Records from a collection
>>>>
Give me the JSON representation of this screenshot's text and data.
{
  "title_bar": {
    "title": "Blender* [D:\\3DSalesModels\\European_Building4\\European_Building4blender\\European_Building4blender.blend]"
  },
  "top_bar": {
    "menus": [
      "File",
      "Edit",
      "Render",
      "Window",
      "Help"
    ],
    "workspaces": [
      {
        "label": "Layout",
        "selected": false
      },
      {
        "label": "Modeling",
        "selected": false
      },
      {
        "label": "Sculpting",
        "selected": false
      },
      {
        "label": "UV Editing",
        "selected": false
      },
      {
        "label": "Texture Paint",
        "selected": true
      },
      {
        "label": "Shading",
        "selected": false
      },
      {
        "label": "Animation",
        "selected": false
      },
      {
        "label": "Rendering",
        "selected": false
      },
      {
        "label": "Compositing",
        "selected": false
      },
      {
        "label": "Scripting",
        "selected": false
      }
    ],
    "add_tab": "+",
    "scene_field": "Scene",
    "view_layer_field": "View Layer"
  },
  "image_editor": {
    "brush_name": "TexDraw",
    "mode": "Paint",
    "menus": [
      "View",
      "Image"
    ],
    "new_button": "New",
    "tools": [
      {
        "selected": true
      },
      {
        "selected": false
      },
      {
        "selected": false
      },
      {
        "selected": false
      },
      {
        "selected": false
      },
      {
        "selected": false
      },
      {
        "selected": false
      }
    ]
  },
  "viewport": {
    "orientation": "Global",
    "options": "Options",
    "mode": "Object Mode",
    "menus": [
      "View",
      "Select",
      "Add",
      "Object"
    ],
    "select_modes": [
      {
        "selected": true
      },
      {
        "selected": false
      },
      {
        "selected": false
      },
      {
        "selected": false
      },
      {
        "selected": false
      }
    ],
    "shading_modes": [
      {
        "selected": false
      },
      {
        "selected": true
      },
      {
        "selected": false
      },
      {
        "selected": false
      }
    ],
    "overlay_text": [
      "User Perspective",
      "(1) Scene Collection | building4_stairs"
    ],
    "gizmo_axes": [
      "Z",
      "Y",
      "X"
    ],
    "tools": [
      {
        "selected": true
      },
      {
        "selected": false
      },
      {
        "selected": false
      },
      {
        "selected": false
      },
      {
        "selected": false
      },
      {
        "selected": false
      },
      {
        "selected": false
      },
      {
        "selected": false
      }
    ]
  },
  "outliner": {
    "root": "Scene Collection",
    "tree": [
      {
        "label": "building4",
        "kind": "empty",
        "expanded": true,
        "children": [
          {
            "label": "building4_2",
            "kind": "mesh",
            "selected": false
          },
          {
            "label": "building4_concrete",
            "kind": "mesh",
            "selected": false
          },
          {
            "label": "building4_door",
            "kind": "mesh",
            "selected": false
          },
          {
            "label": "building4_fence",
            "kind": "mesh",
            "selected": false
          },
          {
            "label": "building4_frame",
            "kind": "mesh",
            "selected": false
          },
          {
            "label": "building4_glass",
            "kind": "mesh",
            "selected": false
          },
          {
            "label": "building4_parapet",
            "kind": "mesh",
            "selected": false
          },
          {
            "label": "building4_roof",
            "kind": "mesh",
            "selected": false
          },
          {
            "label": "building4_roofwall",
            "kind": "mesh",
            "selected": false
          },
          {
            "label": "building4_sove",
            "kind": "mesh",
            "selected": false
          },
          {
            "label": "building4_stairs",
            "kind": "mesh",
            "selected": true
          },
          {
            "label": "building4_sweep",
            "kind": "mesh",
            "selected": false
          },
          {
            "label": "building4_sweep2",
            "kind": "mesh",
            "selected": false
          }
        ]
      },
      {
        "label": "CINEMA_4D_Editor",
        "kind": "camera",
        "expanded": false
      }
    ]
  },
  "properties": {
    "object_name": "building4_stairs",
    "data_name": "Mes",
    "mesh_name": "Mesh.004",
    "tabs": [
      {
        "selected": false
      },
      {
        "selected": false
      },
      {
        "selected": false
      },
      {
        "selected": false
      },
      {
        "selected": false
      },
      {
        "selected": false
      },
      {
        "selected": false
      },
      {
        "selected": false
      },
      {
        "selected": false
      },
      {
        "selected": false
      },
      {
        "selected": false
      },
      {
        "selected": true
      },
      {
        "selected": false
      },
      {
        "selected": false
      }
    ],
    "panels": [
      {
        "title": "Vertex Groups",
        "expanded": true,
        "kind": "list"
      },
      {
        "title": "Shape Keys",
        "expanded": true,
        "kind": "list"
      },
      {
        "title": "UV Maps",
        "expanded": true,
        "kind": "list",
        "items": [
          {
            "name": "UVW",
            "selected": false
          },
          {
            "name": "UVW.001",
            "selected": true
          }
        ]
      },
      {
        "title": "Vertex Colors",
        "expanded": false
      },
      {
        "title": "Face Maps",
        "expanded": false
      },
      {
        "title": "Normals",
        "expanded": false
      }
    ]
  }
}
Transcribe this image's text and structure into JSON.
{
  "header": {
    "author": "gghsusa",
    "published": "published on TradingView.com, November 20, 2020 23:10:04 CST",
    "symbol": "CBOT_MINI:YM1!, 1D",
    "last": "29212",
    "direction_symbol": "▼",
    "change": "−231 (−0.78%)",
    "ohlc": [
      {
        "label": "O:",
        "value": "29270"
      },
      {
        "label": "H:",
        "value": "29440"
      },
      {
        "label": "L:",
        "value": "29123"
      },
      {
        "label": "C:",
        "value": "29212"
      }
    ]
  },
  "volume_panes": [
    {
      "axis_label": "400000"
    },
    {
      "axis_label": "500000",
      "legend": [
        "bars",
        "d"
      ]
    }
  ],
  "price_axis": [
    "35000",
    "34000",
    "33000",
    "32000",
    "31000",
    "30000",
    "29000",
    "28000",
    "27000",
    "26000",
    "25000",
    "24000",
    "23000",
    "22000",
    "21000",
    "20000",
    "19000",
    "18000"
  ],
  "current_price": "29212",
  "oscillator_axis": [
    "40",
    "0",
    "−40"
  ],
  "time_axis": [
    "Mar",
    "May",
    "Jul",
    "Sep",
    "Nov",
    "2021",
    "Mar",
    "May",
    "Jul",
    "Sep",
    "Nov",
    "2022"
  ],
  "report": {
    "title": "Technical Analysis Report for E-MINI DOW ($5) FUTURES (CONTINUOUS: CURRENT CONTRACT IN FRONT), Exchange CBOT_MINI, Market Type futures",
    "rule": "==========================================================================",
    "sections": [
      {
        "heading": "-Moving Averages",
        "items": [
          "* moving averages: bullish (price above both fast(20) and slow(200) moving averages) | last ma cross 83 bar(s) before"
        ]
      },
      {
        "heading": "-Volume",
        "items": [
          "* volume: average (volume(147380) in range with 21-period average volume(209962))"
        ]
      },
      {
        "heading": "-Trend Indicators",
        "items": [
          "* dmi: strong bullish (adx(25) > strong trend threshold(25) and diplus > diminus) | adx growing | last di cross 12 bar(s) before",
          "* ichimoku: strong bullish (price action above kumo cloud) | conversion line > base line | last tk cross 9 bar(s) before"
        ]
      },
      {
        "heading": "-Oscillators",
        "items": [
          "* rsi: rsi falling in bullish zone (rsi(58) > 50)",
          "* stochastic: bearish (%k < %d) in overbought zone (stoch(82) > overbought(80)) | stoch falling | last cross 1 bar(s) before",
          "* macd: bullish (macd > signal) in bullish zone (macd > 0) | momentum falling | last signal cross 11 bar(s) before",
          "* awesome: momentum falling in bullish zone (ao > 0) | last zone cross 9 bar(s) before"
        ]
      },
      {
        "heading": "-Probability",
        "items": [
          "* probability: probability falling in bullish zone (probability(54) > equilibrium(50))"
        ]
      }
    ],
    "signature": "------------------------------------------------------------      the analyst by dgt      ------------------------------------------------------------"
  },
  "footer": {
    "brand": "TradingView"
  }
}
<<<<
EXERCISE TASK
Give an exact copy of all the data shown above.

RESPONSE FOR THIS EXERCISE
Give me the JSON representation of this screenshot's text and data.
{
  "title_bar": {
    "title": "Blender* [D:\\3DSalesModels\\European_Building4\\European_Building4blender\\European_Building4blender.blend]"
  },
  "top_bar": {
    "menus": [
      "File",
      "Edit",
      "Render",
      "Window",
      "Help"
    ],
    "workspaces": [
      {
        "label": "Layout",
        "selected": false
      },
      {
        "label": "Modeling",
        "selected": false
      },
      {
        "label": "Sculpting",
        "selected": false
      },
      {
        "label": "UV Editing",
        "selected": false
      },
      {
        "label": "Texture Paint",
        "selected": true
      },
      {
        "label": "Shading",
        "selected": false
      },
      {
        "label": "Animation",
        "selected": false
      },
      {
        "label": "Rendering",
        "selected": false
      },
      {
        "label": "Compositing",
        "selected": false
      },
      {
        "label": "Scripting",
        "selected": false
      }
    ],
    "add_tab": "+",
    "scene_field": "Scene",
    "view_layer_field": "View Layer"
  },
  "image_editor": {
    "brush_name": "TexDraw",
    "mode": "Paint",
    "menus": [
      "View",
      "Image"
    ],
    "new_button": "New",
    "tools": [
      {
        "selected": true
      },
      {
        "selected": false
      },
      {
        "selected": false
      },
      {
        "selected": false
      },
      {
        "selected": false
      },
      {
        "selected": false
      },
      {
        "selected": false
      }
    ]
  },
  "viewport": {
    "orientation": "Global",
    "options": "Options",
    "mode": "Object Mode",
    "menus": [
      "View",
      "Select",
      "Add",
      "Object"
    ],
    "select_modes": [
      {
        "selected": true
      },
      {
        "selected": false
      },
      {
        "selected": false
      },
      {
        "selected": false
      },
      {
        "selected": false
      }
    ],
    "shading_modes": [
      {
        "selected": false
      },
      {
        "selected": true
      },
      {
        "selected": false
      },
      {
        "selected": false
      }
    ],
    "overlay_text": [
      "User Perspective",
      "(1) Scene Collection | building4_stairs"
    ],
    "gizmo_axes": [
      "Z",
      "Y",
      "X"
    ],
    "tools": [
      {
        "selected": true
      },
      {
        "selected": false
      },
      {
        "selected": false
      },
      {
        "selected": false
      },
      {
        "selected": false
      },
      {
        "selected": false
      },
      {
        "selected": false
      },
      {
        "selected": false
      }
    ]
  },
  "outliner": {
    "root": "Scene Collection",
    "tree": [
      {
        "label": "building4",
        "kind": "empty",
        "expanded": true,
        "children": [
          {
            "label": "building4_2",
            "kind": "mesh",
            "selected": false
          },
          {
            "label": "building4_concrete",
            "kind": "mesh",
            "selected": false
          },
          {
            "label": "building4_door",
            "kind": "mesh",
            "selected": false
          },
          {
            "label": "building4_fence",
            "kind": "mesh",
            "selected": false
          },
          {
            "label": "building4_frame",
            "kind": "mesh",
            "selected": false
          },
          {
            "label": "building4_glass",
            "kind": "mesh",
            "selected": false
          },
          {
            "label": "building4_parapet",
            "kind": "mesh",
            "selected": false
          },
          {
            "label": "building4_roof",
            "kind": "mesh",
            "selected": false
          },
          {
            "label": "building4_roofwall",
            "kind": "mesh",
            "selected": false
          },
          {
            "label": "building4_sove",
            "kind": "mesh",
            "selected": false
          },
          {
            "label": "building4_stairs",
            "kind": "mesh",
            "selected": true
          },
          {
            "label": "building4_sweep",
            "kind": "mesh",
            "selected": false
          },
          {
            "label": "building4_sweep2",
            "kind": "mesh",
            "selected": false
          }
        ]
      },
      {
        "label": "CINEMA_4D_Editor",
        "kind": "camera",
        "expanded": false
      }
    ]
  },
  "properties": {
    "object_name": "building4_stairs",
    "data_name": "Mes",
    "mesh_name": "Mesh.004",
    "tabs": [
      {
        "selected": false
      },
      {
        "selected": false
      },
      {
        "selected": false
      },
      {
        "selected": false
      },
      {
        "selected": false
      },
      {
        "selected": false
      },
      {
        "selected": false
      },
      {
        "selected": false
      },
      {
        "selected": false
      },
      {
        "selected": false
      },
      {
        "selected": false
      },
      {
        "selected": true
      },
      {
        "selected": false
      },
      {
        "selected": false
      }
    ],
    "panels": [
      {
        "title": "Vertex Groups",
        "expanded": true,
        "kind": "list"
      },
      {
        "title": "Shape Keys",
        "expanded": true,
        "kind": "list"
      },
      {
        "title": "UV Maps",
        "expanded": true,
        "kind": "list",
        "items": [
          {
            "name": "UVW",
            "selected": false
          },
          {
            "name": "UVW.001",
            "selected": true
          }
        ]
      },
      {
        "title": "Vertex Colors",
        "expanded": false
      },
      {
        "title": "Face Maps",
        "expanded": false
      },
      {
        "title": "Normals",
        "expanded": false
      }
    ]
  }
}
Transcribe this image's text and structure into JSON.
{
  "header": {
    "author": "gghsusa",
    "published": "published on TradingView.com, November 20, 2020 23:10:04 CST",
    "symbol": "CBOT_MINI:YM1!, 1D",
    "last": "29212",
    "direction_symbol": "▼",
    "change": "−231 (−0.78%)",
    "ohlc": [
      {
        "label": "O:",
        "value": "29270"
      },
      {
        "label": "H:",
        "value": "29440"
      },
      {
        "label": "L:",
        "value": "29123"
      },
      {
        "label": "C:",
        "value": "29212"
      }
    ]
  },
  "volume_panes": [
    {
      "axis_label": "400000"
    },
    {
      "axis_label": "500000",
      "legend": [
        "bars",
        "d"
      ]
    }
  ],
  "price_axis": [
    "35000",
    "34000",
    "33000",
    "32000",
    "31000",
    "30000",
    "29000",
    "28000",
    "27000",
    "26000",
    "25000",
    "24000",
    "23000",
    "22000",
    "21000",
    "20000",
    "19000",
    "18000"
  ],
  "current_price": "29212",
  "oscillator_axis": [
    "40",
    "0",
    "−40"
  ],
  "time_axis": [
    "Mar",
    "May",
    "Jul",
    "Sep",
    "Nov",
    "2021",
    "Mar",
    "May",
    "Jul",
    "Sep",
    "Nov",
    "2022"
  ],
  "report": {
    "title": "Technical Analysis Report for E-MINI DOW ($5) FUTURES (CONTINUOUS: CURRENT CONTRACT IN FRONT), Exchange CBOT_MINI, Market Type futures",
    "rule": "==========================================================================",
    "sections": [
      {
        "heading": "-Moving Averages",
        "items": [
          "* moving averages: bullish (price above both fast(20) and slow(200) moving averages) | last ma cross 83 bar(s) before"
        ]
      },
      {
        "heading": "-Volume",
        "items": [
          "* volume: average (volume(147380) in range with 21-period average volume(209962))"
        ]
      },
      {
        "heading": "-Trend Indicators",
        "items": [
          "* dmi: strong bullish (adx(25) > strong trend threshold(25) and diplus > diminus) | adx growing | last di cross 12 bar(s) before",
          "* ichimoku: strong bullish (price action above kumo cloud) | conversion line > base line | last tk cross 9 bar(s) before"
        ]
      },
      {
        "heading": "-Oscillators",
        "items": [
          "* rsi: rsi falling in bullish zone (rsi(58) > 50)",
          "* stochastic: bearish (%k < %d) in overbought zone (stoch(82) > overbought(80)) | stoch falling | last cross 1 bar(s) before",
          "* macd: bullish (macd > signal) in bullish zone (macd > 0) | momentum falling | last signal cross 11 bar(s) before",
          "* awesome: momentum falling in bullish zone (ao > 0) | last zone cross 9 bar(s) before"
        ]
      },
      {
        "heading": "-Probability",
        "items": [
          "* probability: probability falling in bullish zone (probability(54) > equilibrium(50))"
        ]
      }
    ],
    "signature": "------------------------------------------------------------      the analyst by dgt      ------------------------------------------------------------"
  },
  "footer": {
    "brand": "TradingView"
  }
}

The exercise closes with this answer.